* What this task involves
Identify all lines in the listing that include the word "CERES", and copy them out.

• • • • • • •

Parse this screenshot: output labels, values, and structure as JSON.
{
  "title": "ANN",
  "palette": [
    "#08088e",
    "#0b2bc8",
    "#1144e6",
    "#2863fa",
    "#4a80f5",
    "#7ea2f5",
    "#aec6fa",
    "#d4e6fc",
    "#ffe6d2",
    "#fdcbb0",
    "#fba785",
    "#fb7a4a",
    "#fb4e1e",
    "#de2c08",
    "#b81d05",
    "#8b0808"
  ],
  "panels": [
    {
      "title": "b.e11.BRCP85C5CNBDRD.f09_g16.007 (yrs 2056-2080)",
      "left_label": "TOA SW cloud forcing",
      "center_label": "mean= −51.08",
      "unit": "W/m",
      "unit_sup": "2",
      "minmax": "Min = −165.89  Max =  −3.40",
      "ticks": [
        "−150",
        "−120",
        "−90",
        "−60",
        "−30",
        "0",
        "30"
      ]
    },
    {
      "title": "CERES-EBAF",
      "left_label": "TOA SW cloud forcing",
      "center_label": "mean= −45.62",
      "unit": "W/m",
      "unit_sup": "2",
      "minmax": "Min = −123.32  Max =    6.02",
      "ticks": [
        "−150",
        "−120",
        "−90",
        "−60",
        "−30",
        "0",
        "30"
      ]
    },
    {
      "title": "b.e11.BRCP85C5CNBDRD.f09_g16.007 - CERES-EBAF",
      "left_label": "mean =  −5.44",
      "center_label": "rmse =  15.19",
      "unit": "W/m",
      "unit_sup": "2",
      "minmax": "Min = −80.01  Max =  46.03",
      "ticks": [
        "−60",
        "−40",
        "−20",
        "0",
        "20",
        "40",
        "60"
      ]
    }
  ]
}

• • • • • • •

* Correct result
      "title": "CERES-EBAF",
      "title": "b.e11.BRCP85C5CNBDRD.f09_g16.007 - CERES-EBAF",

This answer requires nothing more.